[Data entries for graphics]
————
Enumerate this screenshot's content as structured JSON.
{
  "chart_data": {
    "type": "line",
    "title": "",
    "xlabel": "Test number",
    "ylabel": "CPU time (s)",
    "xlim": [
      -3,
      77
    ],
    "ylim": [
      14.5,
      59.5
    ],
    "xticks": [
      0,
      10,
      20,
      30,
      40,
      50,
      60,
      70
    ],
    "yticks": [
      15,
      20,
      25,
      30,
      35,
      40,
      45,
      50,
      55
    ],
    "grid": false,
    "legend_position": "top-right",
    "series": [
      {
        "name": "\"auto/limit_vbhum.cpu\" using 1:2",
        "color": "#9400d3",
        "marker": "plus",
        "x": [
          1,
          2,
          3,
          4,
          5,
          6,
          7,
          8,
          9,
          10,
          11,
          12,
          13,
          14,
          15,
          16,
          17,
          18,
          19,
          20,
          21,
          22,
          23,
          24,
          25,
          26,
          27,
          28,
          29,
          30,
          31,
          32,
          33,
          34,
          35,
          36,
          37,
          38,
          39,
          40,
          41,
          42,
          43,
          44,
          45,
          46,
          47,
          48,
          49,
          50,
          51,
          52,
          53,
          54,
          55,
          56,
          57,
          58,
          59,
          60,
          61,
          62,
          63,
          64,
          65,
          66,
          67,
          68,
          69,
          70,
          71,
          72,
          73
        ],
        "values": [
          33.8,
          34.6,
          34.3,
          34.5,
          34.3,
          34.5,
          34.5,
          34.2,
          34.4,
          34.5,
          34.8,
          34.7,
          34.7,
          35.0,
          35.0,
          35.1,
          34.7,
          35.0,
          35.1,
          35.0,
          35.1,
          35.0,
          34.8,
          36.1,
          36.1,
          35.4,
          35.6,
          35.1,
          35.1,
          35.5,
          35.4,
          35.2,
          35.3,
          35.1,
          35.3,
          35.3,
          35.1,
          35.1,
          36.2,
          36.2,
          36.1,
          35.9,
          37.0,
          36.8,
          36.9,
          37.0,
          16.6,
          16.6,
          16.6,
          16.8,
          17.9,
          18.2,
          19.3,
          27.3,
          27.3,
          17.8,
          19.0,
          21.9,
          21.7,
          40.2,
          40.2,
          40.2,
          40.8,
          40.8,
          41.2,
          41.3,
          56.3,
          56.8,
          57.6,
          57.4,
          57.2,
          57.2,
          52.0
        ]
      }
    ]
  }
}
————
◆ Exercise instructions ◆
Restate each record word for word.

◆ Right answer ◆
Enumerate this screenshot's content as structured JSON.
{
  "chart_data": {
    "type": "line",
    "title": "",
    "xlabel": "Test number",
    "ylabel": "CPU time (s)",
    "xlim": [
      -3,
      77
    ],
    "ylim": [
      14.5,
      59.5
    ],
    "xticks": [
      0,
      10,
      20,
      30,
      40,
      50,
      60,
      70
    ],
    "yticks": [
      15,
      20,
      25,
      30,
      35,
      40,
      45,
      50,
      55
    ],
    "grid": false,
    "legend_position": "top-right",
    "series": [
      {
        "name": "\"auto/limit_vbhum.cpu\" using 1:2",
        "color": "#9400d3",
        "marker": "plus",
        "x": [
          1,
          2,
          3,
          4,
          5,
          6,
          7,
          8,
          9,
          10,
          11,
          12,
          13,
          14,
          15,
          16,
          17,
          18,
          19,
          20,
          21,
          22,
          23,
          24,
          25,
          26,
          27,
          28,
          29,
          30,
          31,
          32,
          33,
          34,
          35,
          36,
          37,
          38,
          39,
          40,
          41,
          42,
          43,
          44,
          45,
          46,
          47,
          48,
          49,
          50,
          51,
          52,
          53,
          54,
          55,
          56,
          57,
          58,
          59,
          60,
          61,
          62,
          63,
          64,
          65,
          66,
          67,
          68,
          69,
          70,
          71,
          72,
          73
        ],
        "values": [
          33.8,
          34.6,
          34.3,
          34.5,
          34.3,
          34.5,
          34.5,
          34.2,
          34.4,
          34.5,
          34.8,
          34.7,
          34.7,
          35.0,
          35.0,
          35.1,
          34.7,
          35.0,
          35.1,
          35.0,
          35.1,
          35.0,
          34.8,
          36.1,
          36.1,
          35.4,
          35.6,
          35.1,
          35.1,
          35.5,
          35.4,
          35.2,
          35.3,
          35.1,
          35.3,
          35.3,
          35.1,
          35.1,
          36.2,
          36.2,
          36.1,
          35.9,
          37.0,
          36.8,
          36.9,
          37.0,
          16.6,
          16.6,
          16.6,
          16.8,
          17.9,
          18.2,
          19.3,
          27.3,
          27.3,
          17.8,
          19.0,
          21.9,
          21.7,
          40.2,
          40.2,
          40.2,
          40.8,
          40.8,
          41.2,
          41.3,
          56.3,
          56.8,
          57.6,
          57.4,
          57.2,
          57.2,
          52.0
        ]
      }
    ]
  }
}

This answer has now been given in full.